# TASK DATA
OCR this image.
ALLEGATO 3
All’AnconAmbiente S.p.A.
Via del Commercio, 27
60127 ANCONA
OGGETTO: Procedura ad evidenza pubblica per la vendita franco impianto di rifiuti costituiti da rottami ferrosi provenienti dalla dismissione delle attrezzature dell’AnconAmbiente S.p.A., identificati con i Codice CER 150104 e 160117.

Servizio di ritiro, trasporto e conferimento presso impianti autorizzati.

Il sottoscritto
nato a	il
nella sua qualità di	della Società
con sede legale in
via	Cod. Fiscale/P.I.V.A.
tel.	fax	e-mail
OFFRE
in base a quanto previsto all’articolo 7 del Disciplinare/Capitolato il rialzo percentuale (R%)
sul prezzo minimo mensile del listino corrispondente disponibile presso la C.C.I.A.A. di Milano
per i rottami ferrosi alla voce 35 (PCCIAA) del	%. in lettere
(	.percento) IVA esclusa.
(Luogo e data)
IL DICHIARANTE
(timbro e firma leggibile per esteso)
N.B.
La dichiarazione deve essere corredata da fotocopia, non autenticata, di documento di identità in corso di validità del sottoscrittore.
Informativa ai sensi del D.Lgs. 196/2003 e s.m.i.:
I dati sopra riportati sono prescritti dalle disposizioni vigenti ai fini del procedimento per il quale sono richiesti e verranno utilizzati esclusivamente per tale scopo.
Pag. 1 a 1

# TO DO
Say how many lines hold the word "AnconAmbiente", giving the number and nothing else.

# WRITTEN SOLUTION
2